*Aim:*
Give the number of lines holding the string "Record", and nothing else.

*Provided information:*
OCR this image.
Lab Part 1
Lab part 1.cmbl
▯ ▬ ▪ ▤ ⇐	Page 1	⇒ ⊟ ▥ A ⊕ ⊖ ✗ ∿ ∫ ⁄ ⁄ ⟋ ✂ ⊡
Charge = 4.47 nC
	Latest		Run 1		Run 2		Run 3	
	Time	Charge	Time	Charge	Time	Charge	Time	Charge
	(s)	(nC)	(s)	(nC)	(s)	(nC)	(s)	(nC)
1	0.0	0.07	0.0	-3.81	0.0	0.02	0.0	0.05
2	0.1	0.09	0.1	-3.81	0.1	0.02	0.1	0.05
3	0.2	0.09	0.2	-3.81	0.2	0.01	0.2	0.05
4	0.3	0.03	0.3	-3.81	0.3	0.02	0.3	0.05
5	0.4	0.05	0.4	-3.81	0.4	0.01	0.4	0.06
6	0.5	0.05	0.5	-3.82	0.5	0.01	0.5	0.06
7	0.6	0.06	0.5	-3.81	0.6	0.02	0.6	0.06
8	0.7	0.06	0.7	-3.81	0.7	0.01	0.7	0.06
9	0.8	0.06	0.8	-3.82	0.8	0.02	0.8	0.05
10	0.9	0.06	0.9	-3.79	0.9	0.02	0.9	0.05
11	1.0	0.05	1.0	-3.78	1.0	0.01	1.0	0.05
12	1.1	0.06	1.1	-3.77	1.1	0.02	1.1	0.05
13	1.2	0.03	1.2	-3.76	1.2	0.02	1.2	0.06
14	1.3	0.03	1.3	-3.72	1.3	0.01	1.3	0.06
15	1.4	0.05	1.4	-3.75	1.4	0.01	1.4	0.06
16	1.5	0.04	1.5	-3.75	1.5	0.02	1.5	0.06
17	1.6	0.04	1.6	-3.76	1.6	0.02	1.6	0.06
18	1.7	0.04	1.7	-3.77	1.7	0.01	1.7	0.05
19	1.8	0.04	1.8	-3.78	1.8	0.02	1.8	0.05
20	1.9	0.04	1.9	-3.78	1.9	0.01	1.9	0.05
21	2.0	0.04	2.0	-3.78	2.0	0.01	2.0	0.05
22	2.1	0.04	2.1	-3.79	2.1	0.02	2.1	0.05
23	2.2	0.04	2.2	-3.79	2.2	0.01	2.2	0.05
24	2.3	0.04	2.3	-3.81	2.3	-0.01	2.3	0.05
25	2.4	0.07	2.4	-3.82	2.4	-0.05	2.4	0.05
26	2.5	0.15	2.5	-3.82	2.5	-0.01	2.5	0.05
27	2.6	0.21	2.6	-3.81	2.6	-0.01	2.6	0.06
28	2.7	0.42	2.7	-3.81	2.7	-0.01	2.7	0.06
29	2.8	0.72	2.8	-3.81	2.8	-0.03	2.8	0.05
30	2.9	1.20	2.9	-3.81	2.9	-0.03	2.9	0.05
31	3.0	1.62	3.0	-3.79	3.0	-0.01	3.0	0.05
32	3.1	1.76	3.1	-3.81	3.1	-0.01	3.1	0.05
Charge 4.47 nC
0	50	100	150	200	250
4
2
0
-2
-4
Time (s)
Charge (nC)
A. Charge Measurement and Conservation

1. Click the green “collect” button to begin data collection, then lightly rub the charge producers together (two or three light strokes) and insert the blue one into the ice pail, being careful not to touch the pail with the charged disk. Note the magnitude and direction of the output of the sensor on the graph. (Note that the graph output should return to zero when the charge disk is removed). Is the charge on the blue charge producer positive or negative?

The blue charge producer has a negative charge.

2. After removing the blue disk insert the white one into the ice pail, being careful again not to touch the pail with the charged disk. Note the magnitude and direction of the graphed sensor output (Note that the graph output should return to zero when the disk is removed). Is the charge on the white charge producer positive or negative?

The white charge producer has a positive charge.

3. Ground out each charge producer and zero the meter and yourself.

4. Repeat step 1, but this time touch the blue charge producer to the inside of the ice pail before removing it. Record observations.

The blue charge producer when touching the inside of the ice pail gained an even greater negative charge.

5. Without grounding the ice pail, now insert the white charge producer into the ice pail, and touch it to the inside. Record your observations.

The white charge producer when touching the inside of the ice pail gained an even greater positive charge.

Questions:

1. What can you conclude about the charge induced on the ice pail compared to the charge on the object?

---

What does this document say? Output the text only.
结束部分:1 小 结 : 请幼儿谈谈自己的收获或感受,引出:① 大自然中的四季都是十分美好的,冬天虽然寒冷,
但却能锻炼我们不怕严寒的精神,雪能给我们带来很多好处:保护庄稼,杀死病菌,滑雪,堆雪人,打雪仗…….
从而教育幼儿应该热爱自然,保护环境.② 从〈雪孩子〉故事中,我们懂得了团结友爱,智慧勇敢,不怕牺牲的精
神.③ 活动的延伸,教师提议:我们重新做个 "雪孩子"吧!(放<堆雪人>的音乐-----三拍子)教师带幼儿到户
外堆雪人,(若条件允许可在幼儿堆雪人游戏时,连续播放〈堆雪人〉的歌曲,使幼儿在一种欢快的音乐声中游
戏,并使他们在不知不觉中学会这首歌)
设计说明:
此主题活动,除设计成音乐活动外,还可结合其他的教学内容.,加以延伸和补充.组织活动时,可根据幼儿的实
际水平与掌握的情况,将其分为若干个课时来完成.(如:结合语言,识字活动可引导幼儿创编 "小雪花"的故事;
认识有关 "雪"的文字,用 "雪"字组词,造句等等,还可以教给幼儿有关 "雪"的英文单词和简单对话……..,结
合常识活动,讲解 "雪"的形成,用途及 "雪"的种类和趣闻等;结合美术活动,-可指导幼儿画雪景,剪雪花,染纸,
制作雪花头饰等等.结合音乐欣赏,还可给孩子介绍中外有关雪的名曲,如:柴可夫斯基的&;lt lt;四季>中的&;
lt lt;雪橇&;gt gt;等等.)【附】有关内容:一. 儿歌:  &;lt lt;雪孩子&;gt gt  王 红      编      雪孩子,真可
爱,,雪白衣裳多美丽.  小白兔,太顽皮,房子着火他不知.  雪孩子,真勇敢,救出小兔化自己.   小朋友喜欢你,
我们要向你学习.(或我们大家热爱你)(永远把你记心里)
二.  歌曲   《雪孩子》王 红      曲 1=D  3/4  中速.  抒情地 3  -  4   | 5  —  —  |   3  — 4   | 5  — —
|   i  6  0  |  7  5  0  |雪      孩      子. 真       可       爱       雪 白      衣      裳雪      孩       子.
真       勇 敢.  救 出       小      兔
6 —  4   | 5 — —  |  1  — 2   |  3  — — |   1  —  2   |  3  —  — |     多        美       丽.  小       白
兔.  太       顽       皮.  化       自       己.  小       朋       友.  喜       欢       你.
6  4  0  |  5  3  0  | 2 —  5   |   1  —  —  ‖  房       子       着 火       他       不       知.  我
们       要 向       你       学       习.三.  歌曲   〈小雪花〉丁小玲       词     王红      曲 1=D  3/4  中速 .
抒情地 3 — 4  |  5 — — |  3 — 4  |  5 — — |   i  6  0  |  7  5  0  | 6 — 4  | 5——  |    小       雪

*Solution for this exercise:*
2